What is asked — Give a verbatim copy of the lines below, minus the pictures.

[Data excerpts]
START

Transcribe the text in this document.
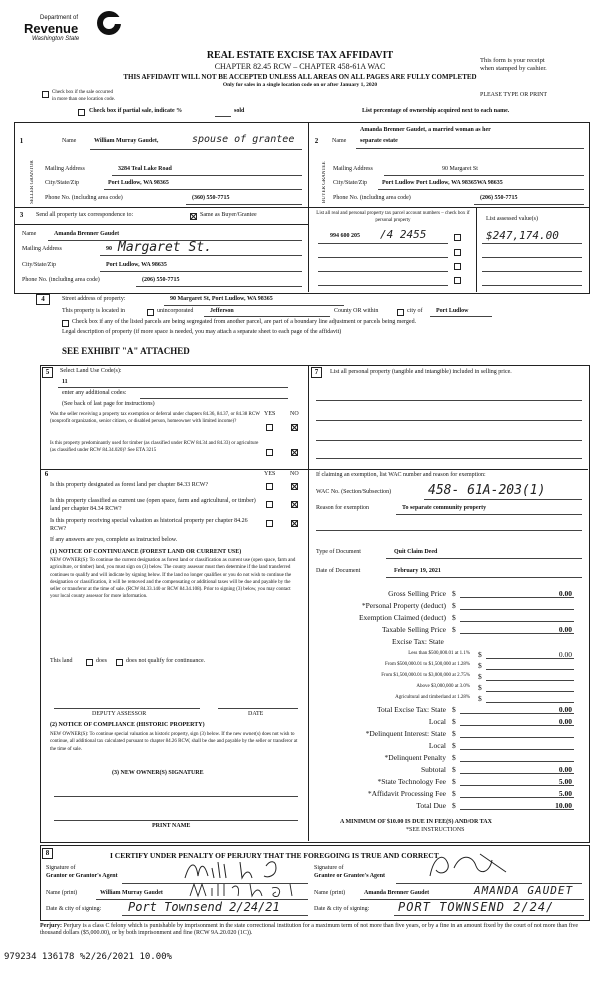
Department of
Revenue
Washington State
REAL ESTATE EXCISE TAX AFFIDAVIT
CHAPTER 82.45 RCW – CHAPTER 458-61A WAC
THIS AFFIDAVIT WILL NOT BE ACCEPTED UNLESS ALL AREAS ON ALL PAGES ARE FULLY COMPLETED
Only for sales in a single location code on or after January 1, 2020
This form is your receipt
when stamped by cashier.
PLEASE TYPE OR PRINT
Check box if the sale occurred
in more than one location code.
Check box if partial sale, indicate %	sold	List percentage of ownership acquired next to each name.
1
SELLER GRANTOR
Name	William Murray Gaudet,	spouse of grantee
Mailing Address	3284 Teal Lake Road
City/State/Zip	Port Ludlow, WA 98365
Phone No. (including area code)	(360) 550-7715
2
BUYER GRANTEE
Name
Amanda Brenner Gaudet, a married woman as her
separate estate
Mailing Address	90 Margaret St
City/State/Zip	Port Ludlow Port Ludlow, WA 98365WA 98635
Phone No. (including area code)	(206) 550-7715
3	Send all property tax correspondence to:	Same as Buyer/Grantee
Name	Amanda Brenner Gaudet
Mailing Address	90 Margaret St.
City/State/Zip	Port Ludlow, WA 98635
Phone No. (including area code)	(206) 550-7715
List all real and personal property tax parcel account numbers – check box if personal property	List assessed value(s)
994 600 205 /4 2455	$247,174.00
4	Street address of property:	90 Margaret St, Port Ludlow, WA 98365
This property is located in	unincorporated	Jefferson	County OR within	city of Port Ludlow
Check box if any of the listed parcels are being segregated from another parcel, are part of a boundary line adjustment or parcels being merged.
Legal description of property (if more space is needed, you may attach a separate sheet to each page of the affidavit)
SEE EXHIBIT "A" ATTACHED
5	Select Land Use Code(s):
11
enter any additional codes:
(See back of last page for instructions)
YES NO
Was the seller receiving a property tax exemption or deferral under chapters 84.36, 84.37, or 84.38 RCW (nonprofit organization, senior citizen, or disabled person, homeowner with limited income)?
Is this property predominantly used for timber (as classified under RCW 84.34 and 84.33) or agriculture (as classified under RCW 84.34.020)? See ETA 3215
6	YES NO
Is this property designated as forest land per chapter 84.33 RCW?
Is this property classified as current use (open space, farm and agricultural, or timber) land per chapter 84.34 RCW?
Is this property receiving special valuation as historical property per chapter 84.26 RCW?
If any answers are yes, complete as instructed below.
(1) NOTICE OF CONTINUANCE (FOREST LAND OR CURRENT USE)
NEW OWNER(S): To continue the current designation as forest land or classification as current use (open space, farm and agriculture, or timber) land, you must sign on (3) below. The county assessor must then determine if the land transferred continues to qualify and will indicate by signing below. If the land no longer qualifies or you do not wish to continue the designation or classification, it will be removed and the compensating or additional taxes will be due and payable by the seller or transferor at the time of sale. (RCW 84.33.140 or RCW 84.34.108). Prior to signing (3) below, you may contact your local county assessor for more information.
This land	does	does not qualify for continuance.
DEPUTY ASSESSOR	DATE
(2) NOTICE OF COMPLIANCE (HISTORIC PROPERTY)
NEW OWNER(S): To continue special valuation as historic property, sign (3) below. If the new owner(s) does not wish to continue, all additional tax calculated pursuant to chapter 84.26 RCW, shall be due and payable by the seller or transferor at the time of sale.
(3) NEW OWNER(S) SIGNATURE
PRINT NAME
7	List all personal property (tangible and intangible) included in selling price.
If claiming an exemption, list WAC number and reason for exemption:
WAC No. (Section/Subsection)	458- 61A-203(1)
Reason for exemption	To separate community property
Type of Document	Quit Claim Deed
Date of Document	February 19, 2021
Gross Selling Price $	0.00
*Personal Property (deduct) $
Exemption Claimed (deduct) $
Taxable Selling Price $	0.00
Excise Tax: State
Less than $500,000.01 at 1.1% $	0.00
From $500,000.01 to $1,500,000 at 1.28% $
From $1,500,000.01 to $3,000,000 at 2.75% $
Above $3,000,000 at 3.0% $
Agricultural and timberland at 1.28% $
Total Excise Tax: State $	0.00
Local $	0.00
*Delinquent Interest: State $
Local $
*Delinquent Penalty $
Subtotal $	0.00
*State Technology Fee $	5.00
*Affidavit Processing Fee $	5.00
Total Due $	10.00
A MINIMUM OF $10.00 IS DUE IN FEE(S) AND/OR TAX
*SEE INSTRUCTIONS
8	I CERTIFY UNDER PENALTY OF PERJURY THAT THE FOREGOING IS TRUE AND CORRECT
Signature of
Grantor or Grantor's Agent
Signature of
Grantee or Grantee's Agent
Name (print)	William Murray Gaudet	Name (print)	Amanda Brenner Gaudet	AMANDA GAUDET
Date & city of signing: Port Townsend 2/24/21	Date & city of signing: PORT TOWNSEND 2/24/
Perjury: Perjury is a class C felony which is punishable by imprisonment in the state correctional institution for a maximum term of not more than five years, or by a fine in an amount fixed by the court of not more than five thousand dollars ($5,000.00), or by both imprisonment and fine (RCW 9A.20.020 (1C)).
979234 136178 %2/26/2021 10.00%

END

Result of the exercise —
Transcribe the text in this document.
Department of
Revenue
Washington State
REAL ESTATE EXCISE TAX AFFIDAVIT
CHAPTER 82.45 RCW – CHAPTER 458-61A WAC
THIS AFFIDAVIT WILL NOT BE ACCEPTED UNLESS ALL AREAS ON ALL PAGES ARE FULLY COMPLETED
Only for sales in a single location code on or after January 1, 2020
This form is your receipt
when stamped by cashier.
PLEASE TYPE OR PRINT
Check box if the sale occurred
in more than one location code.
Check box if partial sale, indicate %	sold	List percentage of ownership acquired next to each name.
1
SELLER GRANTOR
Name	William Murray Gaudet,	spouse of grantee
Mailing Address	3284 Teal Lake Road
City/State/Zip	Port Ludlow, WA 98365
Phone No. (including area code)	(360) 550-7715
2
BUYER GRANTEE
Name
Amanda Brenner Gaudet, a married woman as her
separate estate
Mailing Address	90 Margaret St
City/State/Zip	Port Ludlow Port Ludlow, WA 98365WA 98635
Phone No. (including area code)	(206) 550-7715
3	Send all property tax correspondence to:	Same as Buyer/Grantee
Name	Amanda Brenner Gaudet
Mailing Address	90 Margaret St.
City/State/Zip	Port Ludlow, WA 98635
Phone No. (including area code)	(206) 550-7715
List all real and personal property tax parcel account numbers – check box if personal property	List assessed value(s)
994 600 205 /4 2455	$247,174.00
4	Street address of property:	90 Margaret St, Port Ludlow, WA 98365
This property is located in	unincorporated	Jefferson	County OR within	city of Port Ludlow
Check box if any of the listed parcels are being segregated from another parcel, are part of a boundary line adjustment or parcels being merged.
Legal description of property (if more space is needed, you may attach a separate sheet to each page of the affidavit)
SEE EXHIBIT "A" ATTACHED
5	Select Land Use Code(s):
11
enter any additional codes:
(See back of last page for instructions)
YES NO
Was the seller receiving a property tax exemption or deferral under chapters 84.36, 84.37, or 84.38 RCW (nonprofit organization, senior citizen, or disabled person, homeowner with limited income)?
Is this property predominantly used for timber (as classified under RCW 84.34 and 84.33) or agriculture (as classified under RCW 84.34.020)? See ETA 3215
6	YES NO
Is this property designated as forest land per chapter 84.33 RCW?
Is this property classified as current use (open space, farm and agricultural, or timber) land per chapter 84.34 RCW?
Is this property receiving special valuation as historical property per chapter 84.26 RCW?
If any answers are yes, complete as instructed below.
(1) NOTICE OF CONTINUANCE (FOREST LAND OR CURRENT USE)
NEW OWNER(S): To continue the current designation as forest land or classification as current use (open space, farm and agriculture, or timber) land, you must sign on (3) below. The county assessor must then determine if the land transferred continues to qualify and will indicate by signing below. If the land no longer qualifies or you do not wish to continue the designation or classification, it will be removed and the compensating or additional taxes will be due and payable by the seller or transferor at the time of sale. (RCW 84.33.140 or RCW 84.34.108). Prior to signing (3) below, you may contact your local county assessor for more information.
This land	does	does not qualify for continuance.
DEPUTY ASSESSOR	DATE
(2) NOTICE OF COMPLIANCE (HISTORIC PROPERTY)
NEW OWNER(S): To continue special valuation as historic property, sign (3) below. If the new owner(s) does not wish to continue, all additional tax calculated pursuant to chapter 84.26 RCW, shall be due and payable by the seller or transferor at the time of sale.
(3) NEW OWNER(S) SIGNATURE
PRINT NAME
7	List all personal property (tangible and intangible) included in selling price.
If claiming an exemption, list WAC number and reason for exemption:
WAC No. (Section/Subsection)	458- 61A-203(1)
Reason for exemption	To separate community property
Type of Document	Quit Claim Deed
Date of Document	February 19, 2021
Gross Selling Price $	0.00
*Personal Property (deduct) $
Exemption Claimed (deduct) $
Taxable Selling Price $	0.00
Excise Tax: State
Less than $500,000.01 at 1.1% $	0.00
From $500,000.01 to $1,500,000 at 1.28% $
From $1,500,000.01 to $3,000,000 at 2.75% $
Above $3,000,000 at 3.0% $
Agricultural and timberland at 1.28% $
Total Excise Tax: State $	0.00
Local $	0.00
*Delinquent Interest: State $
Local $
*Delinquent Penalty $
Subtotal $	0.00
*State Technology Fee $	5.00
*Affidavit Processing Fee $	5.00
Total Due $	10.00
A MINIMUM OF $10.00 IS DUE IN FEE(S) AND/OR TAX
*SEE INSTRUCTIONS
8	I CERTIFY UNDER PENALTY OF PERJURY THAT THE FOREGOING IS TRUE AND CORRECT
Signature of
Grantor or Grantor's Agent
Signature of
Grantee or Grantee's Agent
Name (print)	William Murray Gaudet	Name (print)	Amanda Brenner Gaudet	AMANDA GAUDET
Date & city of signing: Port Townsend 2/24/21	Date & city of signing: PORT TOWNSEND 2/24/
Perjury: Perjury is a class C felony which is punishable by imprisonment in the state correctional institution for a maximum term of not more than five years, or by a fine in an amount fixed by the court of not more than five thousand dollars ($5,000.00), or by both imprisonment and fine (RCW 9A.20.020 (1C)).
979234 136178 %2/26/2021 10.00%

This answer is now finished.